* begin Data provided *
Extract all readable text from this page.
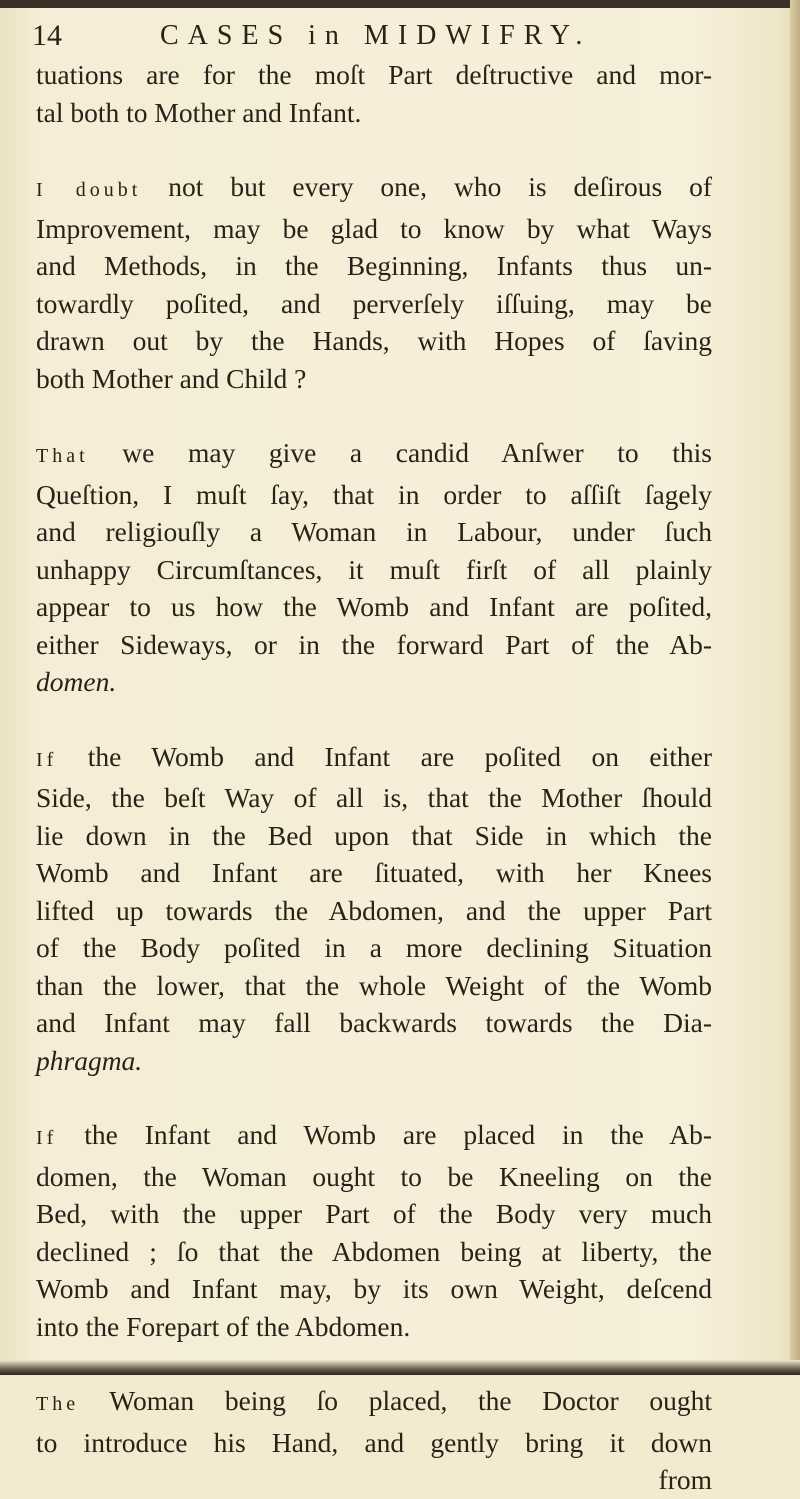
14	CASES in MIDWIFRY.

tuations are for the moſt Part deſtructive and mor-
tal both to Mother and Infant.

I doubt not but every one, who is deſirous of
Improvement, may be glad to know by what Ways
and Methods, in the Beginning, Infants thus un-
towardly poſited, and perverſely iſſuing, may be
drawn out by the Hands, with Hopes of ſaving
both Mother and Child ?

That we may give a candid Anſwer to this
Queſtion, I muſt ſay, that in order to aſſiſt ſagely
and religiouſly a Woman in Labour, under ſuch
unhappy Circumſtances, it muſt firſt of all plainly
appear to us how the Womb and Infant are poſited,
either Sideways, or in the forward Part of the Ab-
domen.

If the Womb and Infant are poſited on either
Side, the beſt Way of all is, that the Mother ſhould
lie down in the Bed upon that Side in which the
Womb and Infant are ſituated, with her Knees
lifted up towards the Abdomen, and the upper Part
of the Body poſited in a more declining Situation
than the lower, that the whole Weight of the Womb
and Infant may fall backwards towards the Dia-
phragma.

If the Infant and Womb are placed in the Ab-
domen, the Woman ought to be Kneeling on the
Bed, with the upper Part of the Body very much
declined ; ſo that the Abdomen being at liberty, the
Womb and Infant may, by its own Weight, deſcend
into the Forepart of the Abdomen.

The Woman being ſo placed, the Doctor ought
to introduce his Hand, and gently bring it down

from
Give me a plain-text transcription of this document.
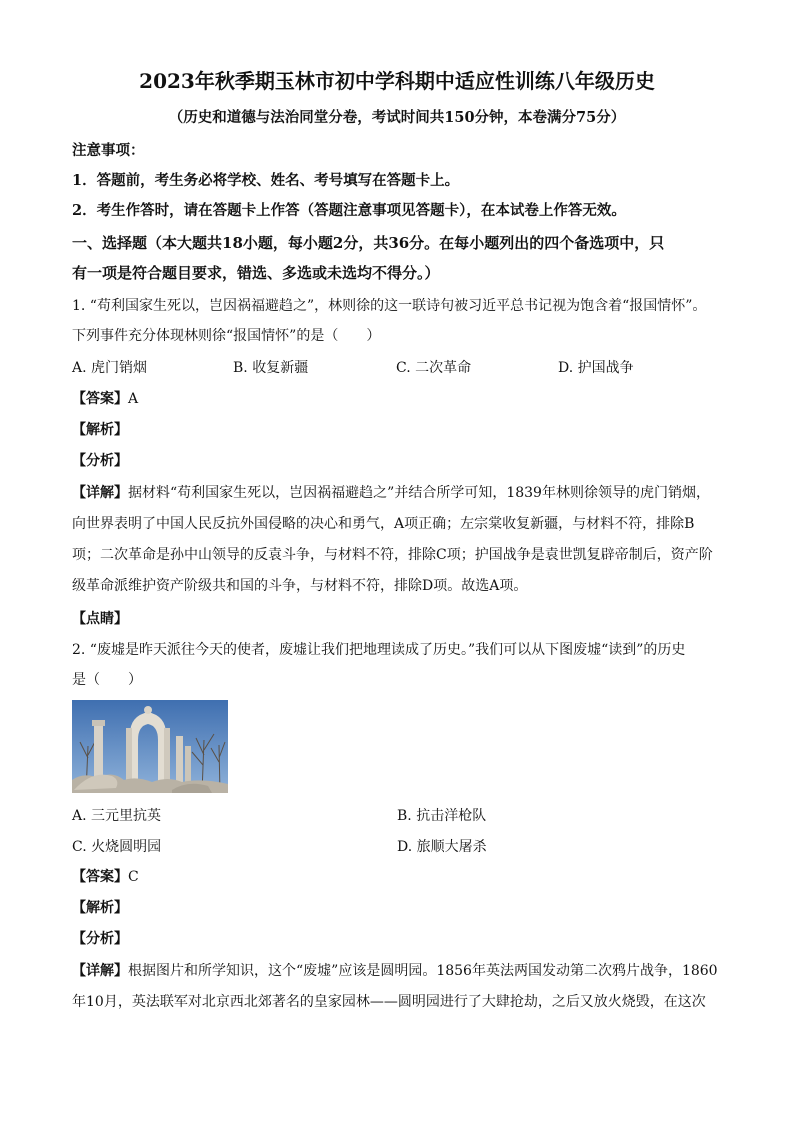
2023年秋季期玉林市初中学科期中适应性训练八年级历史
（历史和道德与法治同堂分卷，考试时间共150分钟，本卷满分75分）
注意事项：
1．答题前，考生务必将学校、姓名、考号填写在答题卡上。
2．考生作答时，请在答题卡上作答（答题注意事项见答题卡），在本试卷上作答无效。
一、选择题（本大题共18小题，每小题2分，共36分。在每小题列出的四个备选项中，只
有一项是符合题目要求，错选、多选或未选均不得分。）
1. “苟利国家生死以，岂因祸福避趋之”，林则徐的这一联诗句被习近平总书记视为饱含着“报国情怀”。
下列事件充分体现林则徐“报国情怀”的是（　　）
A. 虎门销烟	B. 收复新疆	C. 二次革命	D. 护国战争
【答案】A
【解析】
【分析】
【详解】据材料“苟利国家生死以，岂因祸福避趋之”并结合所学可知，1839年林则徐领导的虎门销烟，
向世界表明了中国人民反抗外国侵略的决心和勇气，A项正确；左宗棠收复新疆，与材料不符，排除B
项；二次革命是孙中山领导的反袁斗争，与材料不符，排除C项；护国战争是袁世凯复辟帝制后，资产阶
级革命派维护资产阶级共和国的斗争，与材料不符，排除D项。故选A项。
【点睛】
2. “废墟是昨天派往今天的使者，废墟让我们把地理读成了历史。”我们可以从下图废墟“读到”的历史
是（　　）
A. 三元里抗英	B. 抗击洋枪队
C. 火烧圆明园	D. 旅顺大屠杀
【答案】C
【解析】
【分析】
【详解】根据图片和所学知识，这个“废墟”应该是圆明园。1856年英法两国发动第二次鸦片战争，1860
年10月，英法联军对北京西北郊著名的皇家园林——圆明园进行了大肆抢劫，之后又放火烧毁，在这次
* end Data provided *
* **Set problem**
Check each line of the records above for the string "Mother", and report every line that has it.

* **The solution**
tal both to Mother and Infant.
both Mother and Child ?
Side, the beſt Way of all is, that the Mother ſhould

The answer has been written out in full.